Dataset rows about figures:
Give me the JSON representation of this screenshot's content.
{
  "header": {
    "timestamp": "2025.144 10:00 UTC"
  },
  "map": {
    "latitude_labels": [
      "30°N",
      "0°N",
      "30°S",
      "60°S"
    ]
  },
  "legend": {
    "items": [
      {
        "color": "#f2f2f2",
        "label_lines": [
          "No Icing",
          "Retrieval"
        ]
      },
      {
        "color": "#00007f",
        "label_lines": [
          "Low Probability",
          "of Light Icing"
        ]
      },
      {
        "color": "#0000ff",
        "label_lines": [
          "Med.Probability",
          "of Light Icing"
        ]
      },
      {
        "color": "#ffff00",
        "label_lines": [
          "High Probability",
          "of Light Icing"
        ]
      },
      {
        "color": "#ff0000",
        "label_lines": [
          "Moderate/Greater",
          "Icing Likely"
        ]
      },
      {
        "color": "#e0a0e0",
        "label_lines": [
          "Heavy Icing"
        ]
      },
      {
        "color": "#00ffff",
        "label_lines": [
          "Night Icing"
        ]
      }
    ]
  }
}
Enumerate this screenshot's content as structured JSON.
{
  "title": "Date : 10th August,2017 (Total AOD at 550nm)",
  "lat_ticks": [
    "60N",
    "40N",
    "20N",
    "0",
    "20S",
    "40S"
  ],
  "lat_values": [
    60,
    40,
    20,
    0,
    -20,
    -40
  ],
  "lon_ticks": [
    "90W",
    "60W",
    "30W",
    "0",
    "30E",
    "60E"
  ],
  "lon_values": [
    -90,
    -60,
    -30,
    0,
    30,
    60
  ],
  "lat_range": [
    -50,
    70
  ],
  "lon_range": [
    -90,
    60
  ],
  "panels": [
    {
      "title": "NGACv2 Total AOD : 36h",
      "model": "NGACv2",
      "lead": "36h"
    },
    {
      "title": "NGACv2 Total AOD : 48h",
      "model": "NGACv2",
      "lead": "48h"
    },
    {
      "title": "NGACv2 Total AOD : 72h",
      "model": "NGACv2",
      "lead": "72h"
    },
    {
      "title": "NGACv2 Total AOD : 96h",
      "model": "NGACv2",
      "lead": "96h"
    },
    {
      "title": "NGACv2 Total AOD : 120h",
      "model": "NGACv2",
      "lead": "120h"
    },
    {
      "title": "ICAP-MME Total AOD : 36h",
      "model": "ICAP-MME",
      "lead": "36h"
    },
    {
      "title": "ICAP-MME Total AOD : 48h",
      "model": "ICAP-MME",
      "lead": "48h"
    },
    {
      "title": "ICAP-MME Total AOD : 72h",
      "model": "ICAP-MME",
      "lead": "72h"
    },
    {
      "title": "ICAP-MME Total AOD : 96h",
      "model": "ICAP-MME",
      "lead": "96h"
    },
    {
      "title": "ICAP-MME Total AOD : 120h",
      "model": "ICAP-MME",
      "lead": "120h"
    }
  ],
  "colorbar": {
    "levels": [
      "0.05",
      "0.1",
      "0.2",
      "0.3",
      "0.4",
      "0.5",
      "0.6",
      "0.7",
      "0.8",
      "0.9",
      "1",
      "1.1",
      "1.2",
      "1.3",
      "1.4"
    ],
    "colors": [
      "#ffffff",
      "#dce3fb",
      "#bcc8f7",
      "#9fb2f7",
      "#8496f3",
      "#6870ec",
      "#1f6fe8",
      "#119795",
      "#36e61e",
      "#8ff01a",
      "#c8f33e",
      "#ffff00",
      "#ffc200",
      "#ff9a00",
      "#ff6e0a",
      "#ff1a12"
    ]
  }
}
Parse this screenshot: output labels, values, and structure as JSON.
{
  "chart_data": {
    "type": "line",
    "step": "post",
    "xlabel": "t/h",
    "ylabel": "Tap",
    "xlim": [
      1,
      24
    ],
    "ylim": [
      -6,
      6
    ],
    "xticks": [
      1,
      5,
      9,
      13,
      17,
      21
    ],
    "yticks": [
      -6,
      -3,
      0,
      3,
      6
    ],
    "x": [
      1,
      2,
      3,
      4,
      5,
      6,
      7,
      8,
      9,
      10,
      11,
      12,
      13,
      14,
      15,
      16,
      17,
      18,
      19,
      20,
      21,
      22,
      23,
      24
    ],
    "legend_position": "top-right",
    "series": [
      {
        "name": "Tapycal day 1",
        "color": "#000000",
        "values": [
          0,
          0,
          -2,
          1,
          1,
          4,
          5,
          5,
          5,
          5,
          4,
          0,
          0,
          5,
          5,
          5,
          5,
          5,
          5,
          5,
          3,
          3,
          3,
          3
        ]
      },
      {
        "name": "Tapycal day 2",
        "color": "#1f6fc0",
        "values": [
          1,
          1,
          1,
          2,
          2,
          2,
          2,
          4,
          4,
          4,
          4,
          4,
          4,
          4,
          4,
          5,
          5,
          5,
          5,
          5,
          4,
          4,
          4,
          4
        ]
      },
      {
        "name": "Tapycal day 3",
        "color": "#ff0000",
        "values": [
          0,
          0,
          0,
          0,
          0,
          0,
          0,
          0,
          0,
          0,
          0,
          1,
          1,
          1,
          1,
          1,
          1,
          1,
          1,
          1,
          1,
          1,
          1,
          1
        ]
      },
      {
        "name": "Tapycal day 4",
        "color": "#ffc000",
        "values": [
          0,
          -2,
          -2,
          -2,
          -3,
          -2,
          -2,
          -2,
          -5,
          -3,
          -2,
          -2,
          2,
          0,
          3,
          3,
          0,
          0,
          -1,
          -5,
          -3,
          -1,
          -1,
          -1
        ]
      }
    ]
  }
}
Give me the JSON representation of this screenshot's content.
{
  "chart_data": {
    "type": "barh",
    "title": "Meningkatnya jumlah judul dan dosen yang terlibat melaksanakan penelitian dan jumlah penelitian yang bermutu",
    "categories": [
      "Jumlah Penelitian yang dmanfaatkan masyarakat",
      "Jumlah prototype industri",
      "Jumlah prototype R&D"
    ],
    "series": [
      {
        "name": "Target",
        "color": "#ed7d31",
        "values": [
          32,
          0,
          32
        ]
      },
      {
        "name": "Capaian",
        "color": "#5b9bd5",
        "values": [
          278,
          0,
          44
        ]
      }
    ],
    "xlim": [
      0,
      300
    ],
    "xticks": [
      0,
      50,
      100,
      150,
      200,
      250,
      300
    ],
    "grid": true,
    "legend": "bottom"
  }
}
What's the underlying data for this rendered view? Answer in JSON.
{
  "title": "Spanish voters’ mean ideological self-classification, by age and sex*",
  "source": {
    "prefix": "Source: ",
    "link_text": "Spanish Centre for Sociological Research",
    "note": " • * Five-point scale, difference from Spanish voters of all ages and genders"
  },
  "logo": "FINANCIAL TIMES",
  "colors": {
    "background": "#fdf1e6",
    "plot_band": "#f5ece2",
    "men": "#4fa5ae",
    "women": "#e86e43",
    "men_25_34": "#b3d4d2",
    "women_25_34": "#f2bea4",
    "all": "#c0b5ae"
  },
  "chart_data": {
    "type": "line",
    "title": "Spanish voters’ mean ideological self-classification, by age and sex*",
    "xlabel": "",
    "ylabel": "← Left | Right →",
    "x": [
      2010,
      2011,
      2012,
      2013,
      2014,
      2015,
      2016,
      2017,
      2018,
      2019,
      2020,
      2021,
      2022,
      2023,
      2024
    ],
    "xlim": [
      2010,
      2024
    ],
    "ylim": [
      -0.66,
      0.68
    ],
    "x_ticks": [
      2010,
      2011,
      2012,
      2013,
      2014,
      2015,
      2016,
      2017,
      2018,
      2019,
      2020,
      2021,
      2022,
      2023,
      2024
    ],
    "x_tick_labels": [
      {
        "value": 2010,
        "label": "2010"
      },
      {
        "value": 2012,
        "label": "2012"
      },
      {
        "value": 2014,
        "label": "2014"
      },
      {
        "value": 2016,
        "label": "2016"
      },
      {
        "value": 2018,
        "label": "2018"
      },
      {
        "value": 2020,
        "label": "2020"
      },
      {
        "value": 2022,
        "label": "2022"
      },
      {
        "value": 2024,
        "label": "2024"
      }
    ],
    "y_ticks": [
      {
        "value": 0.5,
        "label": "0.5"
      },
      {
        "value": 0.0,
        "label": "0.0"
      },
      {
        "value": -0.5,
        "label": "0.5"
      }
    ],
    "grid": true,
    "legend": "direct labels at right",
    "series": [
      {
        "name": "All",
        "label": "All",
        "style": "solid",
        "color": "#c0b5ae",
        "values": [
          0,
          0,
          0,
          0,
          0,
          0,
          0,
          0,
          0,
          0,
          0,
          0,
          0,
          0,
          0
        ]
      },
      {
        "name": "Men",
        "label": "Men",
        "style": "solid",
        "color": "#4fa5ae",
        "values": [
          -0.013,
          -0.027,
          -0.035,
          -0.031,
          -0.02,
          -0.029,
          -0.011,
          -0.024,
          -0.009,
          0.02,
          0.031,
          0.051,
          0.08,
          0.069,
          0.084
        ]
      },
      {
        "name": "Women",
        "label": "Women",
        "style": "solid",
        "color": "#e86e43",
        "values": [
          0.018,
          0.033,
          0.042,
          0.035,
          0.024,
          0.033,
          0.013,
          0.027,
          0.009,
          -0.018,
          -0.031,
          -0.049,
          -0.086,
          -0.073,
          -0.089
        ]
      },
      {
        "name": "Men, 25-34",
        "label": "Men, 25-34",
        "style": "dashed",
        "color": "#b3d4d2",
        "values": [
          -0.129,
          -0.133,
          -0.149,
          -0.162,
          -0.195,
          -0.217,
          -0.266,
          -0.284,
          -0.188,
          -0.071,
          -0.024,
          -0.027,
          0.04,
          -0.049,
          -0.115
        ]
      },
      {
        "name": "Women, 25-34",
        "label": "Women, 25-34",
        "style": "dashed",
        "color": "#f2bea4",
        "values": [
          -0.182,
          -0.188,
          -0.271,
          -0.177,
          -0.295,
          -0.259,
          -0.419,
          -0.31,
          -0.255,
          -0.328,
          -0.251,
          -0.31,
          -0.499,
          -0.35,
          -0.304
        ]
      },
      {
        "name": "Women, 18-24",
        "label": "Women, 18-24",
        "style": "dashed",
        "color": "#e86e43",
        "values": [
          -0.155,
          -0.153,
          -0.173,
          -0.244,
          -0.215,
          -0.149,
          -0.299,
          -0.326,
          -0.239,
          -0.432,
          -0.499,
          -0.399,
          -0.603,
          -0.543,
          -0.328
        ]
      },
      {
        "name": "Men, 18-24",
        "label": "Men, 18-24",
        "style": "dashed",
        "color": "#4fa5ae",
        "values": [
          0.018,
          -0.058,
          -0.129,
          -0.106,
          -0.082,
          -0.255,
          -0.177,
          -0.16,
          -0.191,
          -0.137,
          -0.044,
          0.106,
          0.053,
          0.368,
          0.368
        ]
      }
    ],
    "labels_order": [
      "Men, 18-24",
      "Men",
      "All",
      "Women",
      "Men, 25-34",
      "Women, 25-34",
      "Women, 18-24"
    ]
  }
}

Exercise prompt
List each line holding the string "yang".

Task result
    "title": "Meningkatnya jumlah judul dan dosen yang terlibat melaksanakan penelitian dan jumlah penelitian yang bermutu",
      "Jumlah Penelitian yang dmanfaatkan masyarakat",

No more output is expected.